*WORK INSTRUCTIONS*.
Your answer should be one number: the count of lines in these entries that hold the word "Cajun".

*INPUT MATERIAL*.
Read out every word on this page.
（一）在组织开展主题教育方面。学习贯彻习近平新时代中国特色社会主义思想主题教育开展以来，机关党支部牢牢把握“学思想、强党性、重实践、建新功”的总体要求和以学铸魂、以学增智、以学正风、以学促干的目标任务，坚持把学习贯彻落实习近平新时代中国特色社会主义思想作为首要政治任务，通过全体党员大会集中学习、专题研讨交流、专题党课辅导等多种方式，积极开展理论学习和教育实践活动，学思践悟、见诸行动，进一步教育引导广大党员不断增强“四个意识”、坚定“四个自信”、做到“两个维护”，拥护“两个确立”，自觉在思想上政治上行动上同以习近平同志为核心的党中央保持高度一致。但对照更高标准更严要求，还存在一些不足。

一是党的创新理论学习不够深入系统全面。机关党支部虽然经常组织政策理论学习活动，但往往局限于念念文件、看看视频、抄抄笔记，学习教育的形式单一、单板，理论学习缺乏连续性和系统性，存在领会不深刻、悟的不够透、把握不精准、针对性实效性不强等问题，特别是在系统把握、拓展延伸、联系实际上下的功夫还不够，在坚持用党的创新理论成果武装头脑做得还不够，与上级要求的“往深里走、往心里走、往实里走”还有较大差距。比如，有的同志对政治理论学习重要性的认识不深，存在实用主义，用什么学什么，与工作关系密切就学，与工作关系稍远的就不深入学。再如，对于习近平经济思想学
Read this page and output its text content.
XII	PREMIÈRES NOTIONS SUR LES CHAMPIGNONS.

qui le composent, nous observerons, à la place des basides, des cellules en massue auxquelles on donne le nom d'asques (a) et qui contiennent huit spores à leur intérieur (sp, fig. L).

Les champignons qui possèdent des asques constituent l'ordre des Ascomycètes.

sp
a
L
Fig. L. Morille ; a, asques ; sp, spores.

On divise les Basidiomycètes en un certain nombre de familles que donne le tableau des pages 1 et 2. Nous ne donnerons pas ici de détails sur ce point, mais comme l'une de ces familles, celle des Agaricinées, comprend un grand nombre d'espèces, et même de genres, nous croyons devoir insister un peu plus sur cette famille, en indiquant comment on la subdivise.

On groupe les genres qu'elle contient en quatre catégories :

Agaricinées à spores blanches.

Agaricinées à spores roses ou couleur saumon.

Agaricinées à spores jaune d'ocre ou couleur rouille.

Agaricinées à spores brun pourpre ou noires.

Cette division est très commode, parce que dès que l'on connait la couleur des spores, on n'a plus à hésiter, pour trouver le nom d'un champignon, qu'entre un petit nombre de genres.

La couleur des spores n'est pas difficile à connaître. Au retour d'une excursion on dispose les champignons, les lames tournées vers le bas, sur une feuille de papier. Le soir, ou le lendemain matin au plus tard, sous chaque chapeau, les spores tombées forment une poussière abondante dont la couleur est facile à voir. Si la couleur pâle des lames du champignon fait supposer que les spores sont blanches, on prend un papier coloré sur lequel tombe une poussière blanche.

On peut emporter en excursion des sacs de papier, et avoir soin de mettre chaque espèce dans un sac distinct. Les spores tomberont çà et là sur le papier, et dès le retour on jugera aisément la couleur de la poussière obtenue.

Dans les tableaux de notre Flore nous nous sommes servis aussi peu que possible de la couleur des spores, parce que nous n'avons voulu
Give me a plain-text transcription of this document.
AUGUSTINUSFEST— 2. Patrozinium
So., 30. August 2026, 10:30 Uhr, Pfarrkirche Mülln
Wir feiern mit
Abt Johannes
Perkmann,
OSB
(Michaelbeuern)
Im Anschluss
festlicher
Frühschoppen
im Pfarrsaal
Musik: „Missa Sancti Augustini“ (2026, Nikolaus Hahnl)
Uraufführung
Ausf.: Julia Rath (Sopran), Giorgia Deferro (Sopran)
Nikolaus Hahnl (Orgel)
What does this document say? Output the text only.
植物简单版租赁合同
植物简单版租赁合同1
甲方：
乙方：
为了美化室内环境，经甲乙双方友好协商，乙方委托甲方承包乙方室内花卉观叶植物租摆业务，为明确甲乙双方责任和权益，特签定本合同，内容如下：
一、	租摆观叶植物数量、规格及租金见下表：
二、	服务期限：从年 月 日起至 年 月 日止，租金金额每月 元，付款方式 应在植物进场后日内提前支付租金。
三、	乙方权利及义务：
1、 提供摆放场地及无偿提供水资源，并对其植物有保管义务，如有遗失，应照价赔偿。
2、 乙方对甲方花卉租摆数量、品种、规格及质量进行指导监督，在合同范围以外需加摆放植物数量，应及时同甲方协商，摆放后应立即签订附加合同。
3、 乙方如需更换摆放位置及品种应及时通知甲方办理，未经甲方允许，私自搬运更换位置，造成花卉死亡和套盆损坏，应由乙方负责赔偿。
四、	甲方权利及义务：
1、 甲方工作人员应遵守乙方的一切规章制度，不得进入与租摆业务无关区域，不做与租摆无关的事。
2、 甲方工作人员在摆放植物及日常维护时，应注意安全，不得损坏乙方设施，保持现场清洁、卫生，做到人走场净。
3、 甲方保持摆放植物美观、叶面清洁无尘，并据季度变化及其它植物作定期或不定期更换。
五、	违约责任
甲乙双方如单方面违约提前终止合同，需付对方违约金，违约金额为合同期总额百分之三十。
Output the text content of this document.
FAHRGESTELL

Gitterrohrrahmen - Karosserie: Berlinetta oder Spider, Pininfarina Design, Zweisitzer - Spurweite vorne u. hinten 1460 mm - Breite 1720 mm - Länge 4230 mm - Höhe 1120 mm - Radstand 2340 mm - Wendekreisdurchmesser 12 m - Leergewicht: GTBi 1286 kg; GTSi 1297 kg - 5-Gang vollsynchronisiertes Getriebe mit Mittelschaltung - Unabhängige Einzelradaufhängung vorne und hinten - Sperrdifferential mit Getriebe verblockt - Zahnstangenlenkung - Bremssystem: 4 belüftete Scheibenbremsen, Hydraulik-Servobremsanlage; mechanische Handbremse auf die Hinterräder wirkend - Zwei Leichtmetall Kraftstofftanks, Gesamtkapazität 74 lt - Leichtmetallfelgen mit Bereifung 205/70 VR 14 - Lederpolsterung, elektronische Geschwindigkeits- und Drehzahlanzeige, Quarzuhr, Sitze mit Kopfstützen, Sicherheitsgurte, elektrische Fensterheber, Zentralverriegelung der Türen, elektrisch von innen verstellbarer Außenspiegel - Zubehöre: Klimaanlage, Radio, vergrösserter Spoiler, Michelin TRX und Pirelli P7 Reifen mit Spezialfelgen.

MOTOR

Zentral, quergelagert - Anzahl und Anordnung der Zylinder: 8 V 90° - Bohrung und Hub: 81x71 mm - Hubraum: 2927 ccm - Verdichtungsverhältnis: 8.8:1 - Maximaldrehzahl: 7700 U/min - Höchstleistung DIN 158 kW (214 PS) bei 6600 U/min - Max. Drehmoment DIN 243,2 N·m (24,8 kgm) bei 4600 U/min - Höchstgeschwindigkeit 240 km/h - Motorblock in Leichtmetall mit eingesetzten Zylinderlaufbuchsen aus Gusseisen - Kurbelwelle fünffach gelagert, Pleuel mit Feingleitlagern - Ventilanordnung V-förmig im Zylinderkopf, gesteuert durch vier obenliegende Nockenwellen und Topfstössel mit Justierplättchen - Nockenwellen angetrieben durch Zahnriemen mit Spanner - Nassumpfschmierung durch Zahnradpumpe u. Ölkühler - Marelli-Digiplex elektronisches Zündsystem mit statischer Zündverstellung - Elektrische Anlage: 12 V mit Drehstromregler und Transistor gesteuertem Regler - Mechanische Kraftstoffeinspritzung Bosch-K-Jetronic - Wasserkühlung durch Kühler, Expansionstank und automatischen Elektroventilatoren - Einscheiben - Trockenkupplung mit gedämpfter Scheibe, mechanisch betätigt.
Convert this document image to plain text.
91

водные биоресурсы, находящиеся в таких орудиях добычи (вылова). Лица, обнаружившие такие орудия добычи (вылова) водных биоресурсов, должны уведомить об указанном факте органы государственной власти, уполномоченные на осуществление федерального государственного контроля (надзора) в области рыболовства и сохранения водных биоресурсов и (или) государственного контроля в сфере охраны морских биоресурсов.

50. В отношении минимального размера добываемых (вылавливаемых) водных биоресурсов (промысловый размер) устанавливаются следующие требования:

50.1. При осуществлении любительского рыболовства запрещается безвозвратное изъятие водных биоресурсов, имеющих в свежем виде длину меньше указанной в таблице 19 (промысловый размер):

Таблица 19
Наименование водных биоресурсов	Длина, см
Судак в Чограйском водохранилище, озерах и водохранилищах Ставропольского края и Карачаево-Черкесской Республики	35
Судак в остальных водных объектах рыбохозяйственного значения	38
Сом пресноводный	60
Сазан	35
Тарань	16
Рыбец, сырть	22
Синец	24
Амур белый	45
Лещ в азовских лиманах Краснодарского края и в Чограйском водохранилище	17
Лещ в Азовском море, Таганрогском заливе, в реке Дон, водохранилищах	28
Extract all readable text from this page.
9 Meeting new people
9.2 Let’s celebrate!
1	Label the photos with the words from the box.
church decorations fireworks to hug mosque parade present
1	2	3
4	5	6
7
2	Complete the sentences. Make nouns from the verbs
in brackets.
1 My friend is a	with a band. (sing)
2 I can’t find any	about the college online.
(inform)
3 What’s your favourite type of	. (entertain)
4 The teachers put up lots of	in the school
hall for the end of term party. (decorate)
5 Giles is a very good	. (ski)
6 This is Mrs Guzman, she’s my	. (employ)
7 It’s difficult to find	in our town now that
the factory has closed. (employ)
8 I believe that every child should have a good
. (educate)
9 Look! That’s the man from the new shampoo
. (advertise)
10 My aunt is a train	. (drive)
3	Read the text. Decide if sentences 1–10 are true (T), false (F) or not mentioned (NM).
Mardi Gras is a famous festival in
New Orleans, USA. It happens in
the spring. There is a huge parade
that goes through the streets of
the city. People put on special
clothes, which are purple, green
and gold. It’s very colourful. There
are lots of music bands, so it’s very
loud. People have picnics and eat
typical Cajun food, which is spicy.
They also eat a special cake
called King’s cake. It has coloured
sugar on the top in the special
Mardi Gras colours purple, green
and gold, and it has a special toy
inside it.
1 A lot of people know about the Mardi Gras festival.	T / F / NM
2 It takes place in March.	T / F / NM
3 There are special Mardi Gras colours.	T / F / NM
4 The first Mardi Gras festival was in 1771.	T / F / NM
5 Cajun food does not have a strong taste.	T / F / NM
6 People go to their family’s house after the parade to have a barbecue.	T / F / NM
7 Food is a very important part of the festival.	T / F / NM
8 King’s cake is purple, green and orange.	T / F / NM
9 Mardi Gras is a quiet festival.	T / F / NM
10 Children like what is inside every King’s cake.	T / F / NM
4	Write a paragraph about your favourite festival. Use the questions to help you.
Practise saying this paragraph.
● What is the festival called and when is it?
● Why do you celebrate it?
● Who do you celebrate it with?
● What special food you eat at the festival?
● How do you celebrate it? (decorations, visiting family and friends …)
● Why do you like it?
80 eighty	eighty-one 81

*THE RESPONSE*.
2